What is required:
For every line in the data below that contains "инженер", copy the line.

Data lines:

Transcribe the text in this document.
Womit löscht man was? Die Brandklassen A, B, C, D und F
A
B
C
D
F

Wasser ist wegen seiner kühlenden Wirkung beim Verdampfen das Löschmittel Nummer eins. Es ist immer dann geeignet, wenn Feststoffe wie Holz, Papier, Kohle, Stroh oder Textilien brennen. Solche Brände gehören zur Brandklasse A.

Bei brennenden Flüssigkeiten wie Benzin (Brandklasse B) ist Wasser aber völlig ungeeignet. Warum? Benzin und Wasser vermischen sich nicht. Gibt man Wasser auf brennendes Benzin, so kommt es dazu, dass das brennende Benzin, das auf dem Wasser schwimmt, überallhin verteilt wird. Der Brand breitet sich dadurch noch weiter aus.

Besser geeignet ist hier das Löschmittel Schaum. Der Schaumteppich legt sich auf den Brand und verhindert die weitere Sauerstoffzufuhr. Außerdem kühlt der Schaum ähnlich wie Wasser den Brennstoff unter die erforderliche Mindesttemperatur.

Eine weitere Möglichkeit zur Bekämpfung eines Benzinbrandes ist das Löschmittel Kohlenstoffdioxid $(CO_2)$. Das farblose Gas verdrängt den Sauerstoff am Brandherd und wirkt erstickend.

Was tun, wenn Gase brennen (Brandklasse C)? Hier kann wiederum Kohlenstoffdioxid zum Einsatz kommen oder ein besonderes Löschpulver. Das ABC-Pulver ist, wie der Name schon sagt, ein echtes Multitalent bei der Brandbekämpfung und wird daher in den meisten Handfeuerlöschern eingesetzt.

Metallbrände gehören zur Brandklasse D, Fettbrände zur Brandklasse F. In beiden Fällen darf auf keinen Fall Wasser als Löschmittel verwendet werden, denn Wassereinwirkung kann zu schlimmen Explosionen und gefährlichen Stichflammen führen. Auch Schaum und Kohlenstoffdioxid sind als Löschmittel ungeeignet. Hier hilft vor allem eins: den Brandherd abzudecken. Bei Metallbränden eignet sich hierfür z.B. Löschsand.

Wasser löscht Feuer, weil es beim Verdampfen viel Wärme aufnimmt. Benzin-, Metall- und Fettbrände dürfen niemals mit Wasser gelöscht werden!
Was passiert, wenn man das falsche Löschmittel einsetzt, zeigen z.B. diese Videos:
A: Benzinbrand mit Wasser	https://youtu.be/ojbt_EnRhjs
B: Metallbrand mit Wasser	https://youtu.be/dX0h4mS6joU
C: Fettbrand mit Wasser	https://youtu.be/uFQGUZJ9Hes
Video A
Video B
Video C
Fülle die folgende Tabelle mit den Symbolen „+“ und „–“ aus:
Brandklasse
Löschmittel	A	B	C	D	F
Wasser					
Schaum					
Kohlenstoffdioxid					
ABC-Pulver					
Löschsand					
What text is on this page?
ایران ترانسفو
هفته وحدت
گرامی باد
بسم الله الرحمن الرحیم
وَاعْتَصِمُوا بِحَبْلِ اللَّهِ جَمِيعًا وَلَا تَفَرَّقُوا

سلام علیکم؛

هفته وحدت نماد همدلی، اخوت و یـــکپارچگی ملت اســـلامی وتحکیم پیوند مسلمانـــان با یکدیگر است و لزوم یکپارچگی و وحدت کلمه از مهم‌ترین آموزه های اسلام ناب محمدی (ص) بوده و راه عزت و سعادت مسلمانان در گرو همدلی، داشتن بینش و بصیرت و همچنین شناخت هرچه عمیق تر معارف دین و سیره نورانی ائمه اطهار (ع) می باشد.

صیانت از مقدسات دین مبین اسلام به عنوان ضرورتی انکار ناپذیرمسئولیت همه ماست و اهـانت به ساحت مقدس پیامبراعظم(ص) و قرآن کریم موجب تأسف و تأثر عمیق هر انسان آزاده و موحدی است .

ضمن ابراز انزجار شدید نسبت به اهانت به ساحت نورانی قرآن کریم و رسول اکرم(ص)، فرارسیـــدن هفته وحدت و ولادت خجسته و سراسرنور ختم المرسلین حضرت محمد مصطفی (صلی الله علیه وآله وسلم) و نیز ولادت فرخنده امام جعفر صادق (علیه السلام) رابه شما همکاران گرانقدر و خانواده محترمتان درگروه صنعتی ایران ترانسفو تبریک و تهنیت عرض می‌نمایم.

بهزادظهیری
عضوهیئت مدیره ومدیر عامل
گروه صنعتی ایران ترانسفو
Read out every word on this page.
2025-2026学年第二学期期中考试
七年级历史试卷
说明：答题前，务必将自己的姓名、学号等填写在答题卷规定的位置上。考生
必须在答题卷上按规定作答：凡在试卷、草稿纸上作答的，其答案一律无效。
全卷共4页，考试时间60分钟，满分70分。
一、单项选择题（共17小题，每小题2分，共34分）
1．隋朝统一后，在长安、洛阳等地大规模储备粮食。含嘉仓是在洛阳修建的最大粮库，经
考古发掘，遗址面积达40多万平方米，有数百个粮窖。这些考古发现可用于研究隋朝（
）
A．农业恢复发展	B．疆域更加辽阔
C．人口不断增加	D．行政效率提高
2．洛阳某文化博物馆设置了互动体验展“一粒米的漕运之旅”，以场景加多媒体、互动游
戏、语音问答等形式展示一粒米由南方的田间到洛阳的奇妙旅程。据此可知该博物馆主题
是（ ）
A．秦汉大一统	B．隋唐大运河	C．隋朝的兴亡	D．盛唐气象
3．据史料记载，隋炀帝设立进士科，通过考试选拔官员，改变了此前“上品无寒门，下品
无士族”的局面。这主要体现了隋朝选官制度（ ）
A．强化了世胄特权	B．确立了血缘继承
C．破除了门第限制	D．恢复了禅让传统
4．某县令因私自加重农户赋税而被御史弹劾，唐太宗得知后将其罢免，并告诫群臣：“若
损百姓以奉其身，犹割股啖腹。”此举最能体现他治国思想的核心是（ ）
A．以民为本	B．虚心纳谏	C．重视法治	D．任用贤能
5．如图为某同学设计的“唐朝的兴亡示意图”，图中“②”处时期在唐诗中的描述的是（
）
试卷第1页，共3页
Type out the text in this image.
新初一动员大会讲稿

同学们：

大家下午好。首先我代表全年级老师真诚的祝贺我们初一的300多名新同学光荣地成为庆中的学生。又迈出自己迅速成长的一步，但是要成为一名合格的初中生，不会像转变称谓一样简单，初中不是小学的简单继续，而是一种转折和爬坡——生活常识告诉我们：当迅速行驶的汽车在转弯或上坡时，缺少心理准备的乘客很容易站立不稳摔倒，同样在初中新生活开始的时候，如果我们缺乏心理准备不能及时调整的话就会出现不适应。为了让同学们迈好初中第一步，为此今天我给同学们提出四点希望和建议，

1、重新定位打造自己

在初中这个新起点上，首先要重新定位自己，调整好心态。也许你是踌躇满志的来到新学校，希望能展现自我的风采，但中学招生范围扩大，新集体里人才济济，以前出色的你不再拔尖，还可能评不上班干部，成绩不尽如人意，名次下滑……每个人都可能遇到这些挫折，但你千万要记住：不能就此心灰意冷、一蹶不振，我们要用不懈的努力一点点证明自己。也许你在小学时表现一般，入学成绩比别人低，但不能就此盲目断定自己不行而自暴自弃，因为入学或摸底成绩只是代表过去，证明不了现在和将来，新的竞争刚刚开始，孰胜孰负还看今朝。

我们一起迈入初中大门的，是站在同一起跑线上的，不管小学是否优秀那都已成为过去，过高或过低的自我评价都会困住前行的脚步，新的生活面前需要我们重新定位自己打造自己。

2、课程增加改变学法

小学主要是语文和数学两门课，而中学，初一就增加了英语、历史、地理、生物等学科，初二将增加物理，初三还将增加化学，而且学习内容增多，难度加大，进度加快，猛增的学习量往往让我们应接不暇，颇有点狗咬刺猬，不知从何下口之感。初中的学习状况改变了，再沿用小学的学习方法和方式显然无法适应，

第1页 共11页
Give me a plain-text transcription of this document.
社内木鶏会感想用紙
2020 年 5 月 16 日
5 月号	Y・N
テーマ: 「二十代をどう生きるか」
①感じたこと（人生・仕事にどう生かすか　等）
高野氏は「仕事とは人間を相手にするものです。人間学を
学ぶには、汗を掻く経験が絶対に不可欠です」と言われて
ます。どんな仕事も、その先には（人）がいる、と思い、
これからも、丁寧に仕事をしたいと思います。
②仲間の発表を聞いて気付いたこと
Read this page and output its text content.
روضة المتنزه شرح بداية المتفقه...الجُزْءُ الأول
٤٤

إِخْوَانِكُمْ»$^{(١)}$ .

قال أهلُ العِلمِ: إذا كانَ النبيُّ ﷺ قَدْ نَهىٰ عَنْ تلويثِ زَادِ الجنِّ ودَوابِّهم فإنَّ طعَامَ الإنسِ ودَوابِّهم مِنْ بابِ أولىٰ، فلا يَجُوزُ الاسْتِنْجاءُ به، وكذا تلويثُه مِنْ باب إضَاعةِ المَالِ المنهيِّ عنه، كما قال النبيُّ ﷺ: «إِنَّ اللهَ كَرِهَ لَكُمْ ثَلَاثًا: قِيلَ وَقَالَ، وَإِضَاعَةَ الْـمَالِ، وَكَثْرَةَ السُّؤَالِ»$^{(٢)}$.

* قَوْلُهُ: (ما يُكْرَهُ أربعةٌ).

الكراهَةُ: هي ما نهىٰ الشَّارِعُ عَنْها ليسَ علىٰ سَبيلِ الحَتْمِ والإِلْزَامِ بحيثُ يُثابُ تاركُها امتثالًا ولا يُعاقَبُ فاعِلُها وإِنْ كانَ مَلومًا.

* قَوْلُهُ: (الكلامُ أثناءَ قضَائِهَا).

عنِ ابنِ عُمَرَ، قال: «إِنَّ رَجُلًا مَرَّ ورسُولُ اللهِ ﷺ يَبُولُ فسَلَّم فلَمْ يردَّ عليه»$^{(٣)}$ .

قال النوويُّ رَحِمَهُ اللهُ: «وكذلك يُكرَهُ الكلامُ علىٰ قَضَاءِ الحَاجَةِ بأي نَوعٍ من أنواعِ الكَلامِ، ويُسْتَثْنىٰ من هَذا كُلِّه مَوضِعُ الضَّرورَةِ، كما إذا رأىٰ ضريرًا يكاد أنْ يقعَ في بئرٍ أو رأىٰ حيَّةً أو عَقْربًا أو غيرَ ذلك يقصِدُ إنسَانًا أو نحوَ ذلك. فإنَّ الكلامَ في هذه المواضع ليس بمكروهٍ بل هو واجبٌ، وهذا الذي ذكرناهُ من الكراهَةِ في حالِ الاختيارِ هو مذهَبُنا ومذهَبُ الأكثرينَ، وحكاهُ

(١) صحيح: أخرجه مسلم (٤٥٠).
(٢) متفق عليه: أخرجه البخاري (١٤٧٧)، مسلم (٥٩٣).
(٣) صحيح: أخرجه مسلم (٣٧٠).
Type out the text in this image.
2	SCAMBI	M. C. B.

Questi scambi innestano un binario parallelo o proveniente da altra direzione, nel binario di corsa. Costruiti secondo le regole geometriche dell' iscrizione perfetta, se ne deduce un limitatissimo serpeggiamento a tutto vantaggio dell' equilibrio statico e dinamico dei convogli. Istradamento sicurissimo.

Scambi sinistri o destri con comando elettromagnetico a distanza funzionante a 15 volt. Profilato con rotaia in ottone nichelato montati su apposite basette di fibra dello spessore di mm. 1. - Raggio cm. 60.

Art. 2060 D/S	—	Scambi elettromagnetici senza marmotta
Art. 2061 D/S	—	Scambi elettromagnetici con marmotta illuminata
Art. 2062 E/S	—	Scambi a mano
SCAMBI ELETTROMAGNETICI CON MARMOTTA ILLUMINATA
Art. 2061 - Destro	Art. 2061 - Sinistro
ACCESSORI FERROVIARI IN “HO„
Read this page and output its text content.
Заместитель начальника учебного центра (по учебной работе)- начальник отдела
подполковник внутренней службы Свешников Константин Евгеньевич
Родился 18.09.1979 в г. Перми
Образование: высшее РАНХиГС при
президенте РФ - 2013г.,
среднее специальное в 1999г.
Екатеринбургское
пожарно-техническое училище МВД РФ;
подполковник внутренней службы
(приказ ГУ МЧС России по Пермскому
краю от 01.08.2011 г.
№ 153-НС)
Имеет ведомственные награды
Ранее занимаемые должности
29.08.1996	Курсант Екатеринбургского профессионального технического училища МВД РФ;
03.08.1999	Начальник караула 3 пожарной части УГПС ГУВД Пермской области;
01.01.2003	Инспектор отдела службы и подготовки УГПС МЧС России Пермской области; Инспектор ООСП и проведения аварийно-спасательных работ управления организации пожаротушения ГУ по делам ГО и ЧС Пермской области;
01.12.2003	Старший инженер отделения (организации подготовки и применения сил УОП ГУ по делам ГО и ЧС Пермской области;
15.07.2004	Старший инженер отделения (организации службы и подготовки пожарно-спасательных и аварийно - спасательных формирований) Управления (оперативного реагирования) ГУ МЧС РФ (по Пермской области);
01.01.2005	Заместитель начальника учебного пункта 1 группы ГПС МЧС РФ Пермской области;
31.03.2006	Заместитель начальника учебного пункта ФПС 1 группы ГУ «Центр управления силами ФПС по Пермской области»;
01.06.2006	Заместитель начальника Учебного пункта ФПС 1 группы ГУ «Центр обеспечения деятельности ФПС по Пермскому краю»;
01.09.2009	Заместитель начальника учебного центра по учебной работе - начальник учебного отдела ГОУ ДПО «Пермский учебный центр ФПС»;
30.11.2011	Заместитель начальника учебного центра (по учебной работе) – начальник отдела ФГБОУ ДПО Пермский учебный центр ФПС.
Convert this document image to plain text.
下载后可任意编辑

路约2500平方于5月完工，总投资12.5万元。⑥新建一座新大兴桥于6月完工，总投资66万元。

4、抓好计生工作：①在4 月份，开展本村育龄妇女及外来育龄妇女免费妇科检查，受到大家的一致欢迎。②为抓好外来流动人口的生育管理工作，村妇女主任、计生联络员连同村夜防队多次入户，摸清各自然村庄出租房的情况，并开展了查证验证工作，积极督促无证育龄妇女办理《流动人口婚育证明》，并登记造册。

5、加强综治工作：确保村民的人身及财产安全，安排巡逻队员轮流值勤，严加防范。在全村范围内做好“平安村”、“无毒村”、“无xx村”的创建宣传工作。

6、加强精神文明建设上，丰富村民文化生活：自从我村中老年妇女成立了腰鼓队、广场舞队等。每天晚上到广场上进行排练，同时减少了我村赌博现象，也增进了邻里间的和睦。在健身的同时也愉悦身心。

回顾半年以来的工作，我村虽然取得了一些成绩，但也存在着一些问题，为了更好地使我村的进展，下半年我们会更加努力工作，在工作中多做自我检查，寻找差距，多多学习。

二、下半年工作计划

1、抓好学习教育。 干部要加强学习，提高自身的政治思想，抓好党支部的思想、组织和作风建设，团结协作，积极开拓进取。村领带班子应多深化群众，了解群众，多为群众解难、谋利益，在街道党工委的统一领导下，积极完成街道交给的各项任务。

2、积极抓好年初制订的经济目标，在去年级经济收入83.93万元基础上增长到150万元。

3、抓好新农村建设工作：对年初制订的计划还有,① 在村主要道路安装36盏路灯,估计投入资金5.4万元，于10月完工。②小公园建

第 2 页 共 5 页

Result of this exercise:
01.12.2003	Старший инженер отделения (организации подготовки и применения сил УОП ГУ по делам ГО и ЧС Пермской области;
15.07.2004	Старший инженер отделения (организации службы и подготовки пожарно-спасательных и аварийно - спасательных формирований) Управления (оперативного реагирования) ГУ МЧС РФ (по Пермской области);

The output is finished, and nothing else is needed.